Task directions: Identify and pull out each line of the entries in which "proliferation" occurs.

(Stored items from a collection)
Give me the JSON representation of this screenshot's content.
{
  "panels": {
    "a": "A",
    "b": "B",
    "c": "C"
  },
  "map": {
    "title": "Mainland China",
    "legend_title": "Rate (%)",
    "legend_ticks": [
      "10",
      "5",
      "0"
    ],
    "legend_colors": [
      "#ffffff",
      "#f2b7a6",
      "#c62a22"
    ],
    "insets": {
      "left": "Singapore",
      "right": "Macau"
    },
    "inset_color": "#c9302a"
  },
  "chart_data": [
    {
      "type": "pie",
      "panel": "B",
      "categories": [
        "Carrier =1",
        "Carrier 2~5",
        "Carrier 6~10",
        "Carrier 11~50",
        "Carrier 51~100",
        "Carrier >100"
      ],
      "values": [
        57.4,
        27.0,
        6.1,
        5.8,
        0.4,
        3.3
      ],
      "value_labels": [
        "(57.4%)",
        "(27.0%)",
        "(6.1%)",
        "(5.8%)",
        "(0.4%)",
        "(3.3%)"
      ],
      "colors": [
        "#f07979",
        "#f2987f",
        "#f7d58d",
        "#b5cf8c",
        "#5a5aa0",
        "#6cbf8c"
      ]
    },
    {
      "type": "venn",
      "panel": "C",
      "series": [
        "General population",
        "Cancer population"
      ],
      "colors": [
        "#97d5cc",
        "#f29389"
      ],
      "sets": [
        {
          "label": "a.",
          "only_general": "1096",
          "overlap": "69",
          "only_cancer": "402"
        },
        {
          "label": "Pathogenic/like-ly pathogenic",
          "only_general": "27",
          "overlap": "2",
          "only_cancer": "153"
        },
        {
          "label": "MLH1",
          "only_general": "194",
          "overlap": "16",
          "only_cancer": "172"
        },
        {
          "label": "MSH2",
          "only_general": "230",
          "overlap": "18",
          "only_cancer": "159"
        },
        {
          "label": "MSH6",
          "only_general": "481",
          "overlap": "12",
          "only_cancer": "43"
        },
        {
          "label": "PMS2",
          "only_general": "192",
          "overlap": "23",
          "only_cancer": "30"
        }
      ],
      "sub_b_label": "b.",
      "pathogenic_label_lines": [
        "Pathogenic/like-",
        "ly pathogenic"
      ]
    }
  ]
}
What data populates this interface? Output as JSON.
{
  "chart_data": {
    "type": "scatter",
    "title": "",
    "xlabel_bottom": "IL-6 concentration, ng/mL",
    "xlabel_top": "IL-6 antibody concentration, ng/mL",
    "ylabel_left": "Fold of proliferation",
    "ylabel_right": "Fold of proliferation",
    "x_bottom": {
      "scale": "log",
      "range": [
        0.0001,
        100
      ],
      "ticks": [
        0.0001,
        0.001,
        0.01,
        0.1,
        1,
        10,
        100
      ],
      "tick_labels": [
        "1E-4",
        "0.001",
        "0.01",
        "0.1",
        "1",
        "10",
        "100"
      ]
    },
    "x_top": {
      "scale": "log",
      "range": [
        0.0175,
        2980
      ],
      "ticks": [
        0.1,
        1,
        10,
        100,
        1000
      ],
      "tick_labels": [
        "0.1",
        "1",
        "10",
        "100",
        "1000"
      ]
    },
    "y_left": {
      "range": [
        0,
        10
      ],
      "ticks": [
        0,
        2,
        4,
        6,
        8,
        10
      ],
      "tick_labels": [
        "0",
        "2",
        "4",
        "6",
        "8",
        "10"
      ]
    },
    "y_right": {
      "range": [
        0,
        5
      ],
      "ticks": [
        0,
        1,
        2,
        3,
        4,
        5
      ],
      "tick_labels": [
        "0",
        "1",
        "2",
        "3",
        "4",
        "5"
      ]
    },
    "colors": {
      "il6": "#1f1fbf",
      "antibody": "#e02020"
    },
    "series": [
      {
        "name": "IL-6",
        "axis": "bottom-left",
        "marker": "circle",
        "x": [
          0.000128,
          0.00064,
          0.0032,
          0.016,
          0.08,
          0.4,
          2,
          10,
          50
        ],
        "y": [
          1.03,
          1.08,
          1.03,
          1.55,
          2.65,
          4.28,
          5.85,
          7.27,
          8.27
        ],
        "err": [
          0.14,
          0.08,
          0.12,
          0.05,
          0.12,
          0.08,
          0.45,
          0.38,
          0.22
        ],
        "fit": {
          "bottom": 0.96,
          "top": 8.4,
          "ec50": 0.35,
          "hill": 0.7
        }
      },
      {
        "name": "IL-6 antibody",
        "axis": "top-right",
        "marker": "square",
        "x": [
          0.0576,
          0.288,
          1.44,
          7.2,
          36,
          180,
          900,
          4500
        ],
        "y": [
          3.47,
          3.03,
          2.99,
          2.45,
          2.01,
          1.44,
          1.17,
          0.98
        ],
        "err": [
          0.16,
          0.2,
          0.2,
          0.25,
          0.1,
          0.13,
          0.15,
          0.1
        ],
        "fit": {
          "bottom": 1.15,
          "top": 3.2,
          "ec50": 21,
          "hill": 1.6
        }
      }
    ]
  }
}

Exercise response:
    "ylabel_left": "Fold of proliferation",
    "ylabel_right": "Fold of proliferation",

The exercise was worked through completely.